#### Short problem:
Omit the pictures, then write out every entry exactly as it reads.

#### Provided records:

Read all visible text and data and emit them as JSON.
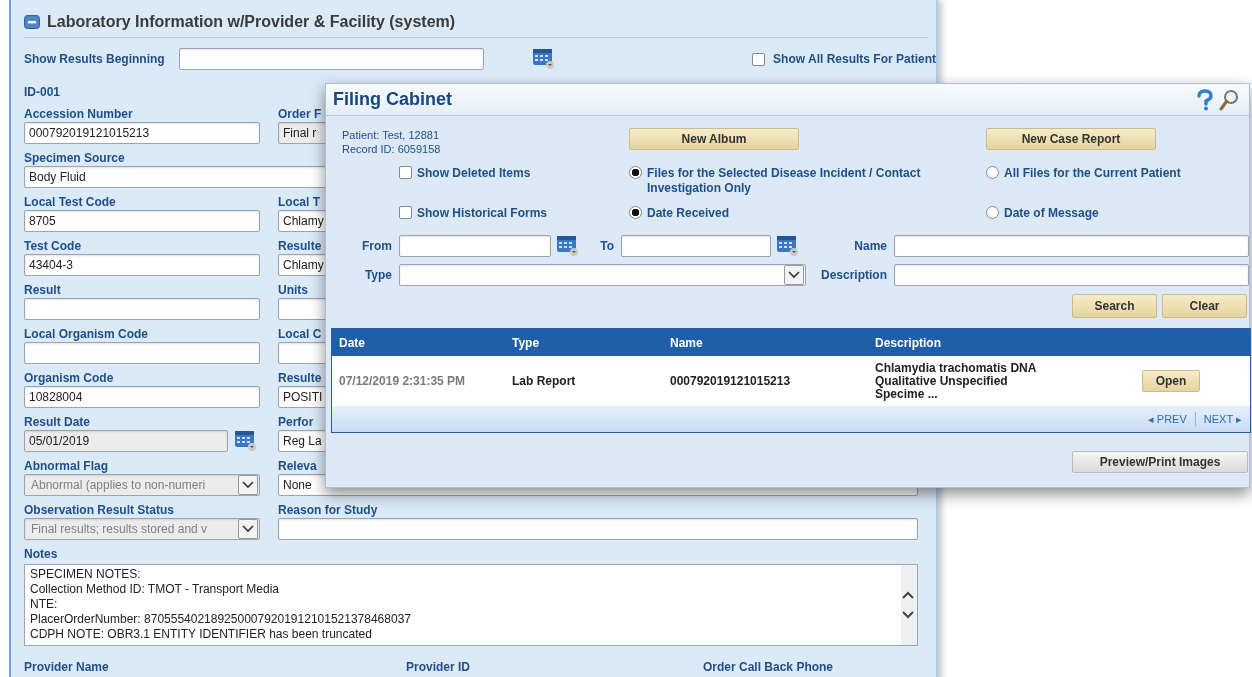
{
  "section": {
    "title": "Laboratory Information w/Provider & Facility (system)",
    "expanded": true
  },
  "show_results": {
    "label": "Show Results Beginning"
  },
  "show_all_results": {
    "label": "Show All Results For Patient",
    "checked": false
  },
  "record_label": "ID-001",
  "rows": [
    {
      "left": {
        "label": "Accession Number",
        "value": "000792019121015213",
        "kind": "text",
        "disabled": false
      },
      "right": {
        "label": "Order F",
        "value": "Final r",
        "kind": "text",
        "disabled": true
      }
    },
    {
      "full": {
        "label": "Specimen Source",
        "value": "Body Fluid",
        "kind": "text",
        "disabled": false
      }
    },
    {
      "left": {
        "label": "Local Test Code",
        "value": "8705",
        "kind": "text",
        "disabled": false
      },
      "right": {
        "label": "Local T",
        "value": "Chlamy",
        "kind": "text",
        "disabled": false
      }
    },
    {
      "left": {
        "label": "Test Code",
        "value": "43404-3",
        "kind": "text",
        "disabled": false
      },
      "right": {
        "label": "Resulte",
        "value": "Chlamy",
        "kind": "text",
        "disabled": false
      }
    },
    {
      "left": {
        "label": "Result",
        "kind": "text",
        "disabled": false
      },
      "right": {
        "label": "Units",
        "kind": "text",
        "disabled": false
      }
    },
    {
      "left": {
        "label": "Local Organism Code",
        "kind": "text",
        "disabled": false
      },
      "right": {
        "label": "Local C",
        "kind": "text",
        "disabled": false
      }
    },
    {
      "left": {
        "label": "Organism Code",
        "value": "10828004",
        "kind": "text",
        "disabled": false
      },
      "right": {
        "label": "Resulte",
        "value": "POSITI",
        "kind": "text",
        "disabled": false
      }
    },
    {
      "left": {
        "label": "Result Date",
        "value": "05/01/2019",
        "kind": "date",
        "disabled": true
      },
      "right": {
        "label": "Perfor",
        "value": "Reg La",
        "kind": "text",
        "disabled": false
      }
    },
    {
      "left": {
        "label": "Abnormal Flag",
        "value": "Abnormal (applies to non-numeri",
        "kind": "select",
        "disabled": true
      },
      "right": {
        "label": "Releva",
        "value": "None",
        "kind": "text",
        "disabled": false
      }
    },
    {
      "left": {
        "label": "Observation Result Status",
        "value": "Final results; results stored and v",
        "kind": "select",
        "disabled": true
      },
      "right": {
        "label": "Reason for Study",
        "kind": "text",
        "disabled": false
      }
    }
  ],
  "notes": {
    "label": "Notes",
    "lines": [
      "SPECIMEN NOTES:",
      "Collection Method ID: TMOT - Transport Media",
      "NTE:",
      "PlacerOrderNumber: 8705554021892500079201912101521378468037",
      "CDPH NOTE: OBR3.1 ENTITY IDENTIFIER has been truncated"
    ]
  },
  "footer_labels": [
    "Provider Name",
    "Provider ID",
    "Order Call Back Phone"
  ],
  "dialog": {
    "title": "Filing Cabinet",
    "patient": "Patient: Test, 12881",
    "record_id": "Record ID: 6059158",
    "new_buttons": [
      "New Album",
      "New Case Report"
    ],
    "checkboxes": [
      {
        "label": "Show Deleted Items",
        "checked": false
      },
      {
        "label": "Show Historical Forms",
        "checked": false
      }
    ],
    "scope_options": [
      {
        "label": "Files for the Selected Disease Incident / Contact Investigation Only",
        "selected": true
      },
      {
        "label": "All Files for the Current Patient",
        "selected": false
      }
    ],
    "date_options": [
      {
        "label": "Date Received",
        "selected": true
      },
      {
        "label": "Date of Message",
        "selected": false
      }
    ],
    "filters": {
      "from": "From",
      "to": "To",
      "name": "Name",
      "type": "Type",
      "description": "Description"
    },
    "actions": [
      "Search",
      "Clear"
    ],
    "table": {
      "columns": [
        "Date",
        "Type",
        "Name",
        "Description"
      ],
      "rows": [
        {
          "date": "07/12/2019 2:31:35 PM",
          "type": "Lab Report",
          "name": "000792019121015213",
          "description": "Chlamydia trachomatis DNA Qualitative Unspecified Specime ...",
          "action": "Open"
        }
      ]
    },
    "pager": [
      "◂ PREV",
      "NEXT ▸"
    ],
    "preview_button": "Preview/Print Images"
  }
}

#### Response for this exercise:
Read all visible text and data and emit them as JSON.
{
  "section": {
    "title": "Laboratory Information w/Provider & Facility (system)",
    "expanded": true
  },
  "show_results": {
    "label": "Show Results Beginning"
  },
  "show_all_results": {
    "label": "Show All Results For Patient",
    "checked": false
  },
  "record_label": "ID-001",
  "rows": [
    {
      "left": {
        "label": "Accession Number",
        "value": "000792019121015213",
        "kind": "text",
        "disabled": false
      },
      "right": {
        "label": "Order F",
        "value": "Final r",
        "kind": "text",
        "disabled": true
      }
    },
    {
      "full": {
        "label": "Specimen Source",
        "value": "Body Fluid",
        "kind": "text",
        "disabled": false
      }
    },
    {
      "left": {
        "label": "Local Test Code",
        "value": "8705",
        "kind": "text",
        "disabled": false
      },
      "right": {
        "label": "Local T",
        "value": "Chlamy",
        "kind": "text",
        "disabled": false
      }
    },
    {
      "left": {
        "label": "Test Code",
        "value": "43404-3",
        "kind": "text",
        "disabled": false
      },
      "right": {
        "label": "Resulte",
        "value": "Chlamy",
        "kind": "text",
        "disabled": false
      }
    },
    {
      "left": {
        "label": "Result",
        "kind": "text",
        "disabled": false
      },
      "right": {
        "label": "Units",
        "kind": "text",
        "disabled": false
      }
    },
    {
      "left": {
        "label": "Local Organism Code",
        "kind": "text",
        "disabled": false
      },
      "right": {
        "label": "Local C",
        "kind": "text",
        "disabled": false
      }
    },
    {
      "left": {
        "label": "Organism Code",
        "value": "10828004",
        "kind": "text",
        "disabled": false
      },
      "right": {
        "label": "Resulte",
        "value": "POSITI",
        "kind": "text",
        "disabled": false
      }
    },
    {
      "left": {
        "label": "Result Date",
        "value": "05/01/2019",
        "kind": "date",
        "disabled": true
      },
      "right": {
        "label": "Perfor",
        "value": "Reg La",
        "kind": "text",
        "disabled": false
      }
    },
    {
      "left": {
        "label": "Abnormal Flag",
        "value": "Abnormal (applies to non-numeri",
        "kind": "select",
        "disabled": true
      },
      "right": {
        "label": "Releva",
        "value": "None",
        "kind": "text",
        "disabled": false
      }
    },
    {
      "left": {
        "label": "Observation Result Status",
        "value": "Final results; results stored and v",
        "kind": "select",
        "disabled": true
      },
      "right": {
        "label": "Reason for Study",
        "kind": "text",
        "disabled": false
      }
    }
  ],
  "notes": {
    "label": "Notes",
    "lines": [
      "SPECIMEN NOTES:",
      "Collection Method ID: TMOT - Transport Media",
      "NTE:",
      "PlacerOrderNumber: 8705554021892500079201912101521378468037",
      "CDPH NOTE: OBR3.1 ENTITY IDENTIFIER has been truncated"
    ]
  },
  "footer_labels": [
    "Provider Name",
    "Provider ID",
    "Order Call Back Phone"
  ],
  "dialog": {
    "title": "Filing Cabinet",
    "patient": "Patient: Test, 12881",
    "record_id": "Record ID: 6059158",
    "new_buttons": [
      "New Album",
      "New Case Report"
    ],
    "checkboxes": [
      {
        "label": "Show Deleted Items",
        "checked": false
      },
      {
        "label": "Show Historical Forms",
        "checked": false
      }
    ],
    "scope_options": [
      {
        "label": "Files for the Selected Disease Incident / Contact Investigation Only",
        "selected": true
      },
      {
        "label": "All Files for the Current Patient",
        "selected": false
      }
    ],
    "date_options": [
      {
        "label": "Date Received",
        "selected": true
      },
      {
        "label": "Date of Message",
        "selected": false
      }
    ],
    "filters": {
      "from": "From",
      "to": "To",
      "name": "Name",
      "type": "Type",
      "description": "Description"
    },
    "actions": [
      "Search",
      "Clear"
    ],
    "table": {
      "columns": [
        "Date",
        "Type",
        "Name",
        "Description"
      ],
      "rows": [
        {
          "date": "07/12/2019 2:31:35 PM",
          "type": "Lab Report",
          "name": "000792019121015213",
          "description": "Chlamydia trachomatis DNA Qualitative Unspecified Specime ...",
          "action": "Open"
        }
      ]
    },
    "pager": [
      "◂ PREV",
      "NEXT ▸"
    ],
    "preview_button": "Preview/Print Images"
  }
}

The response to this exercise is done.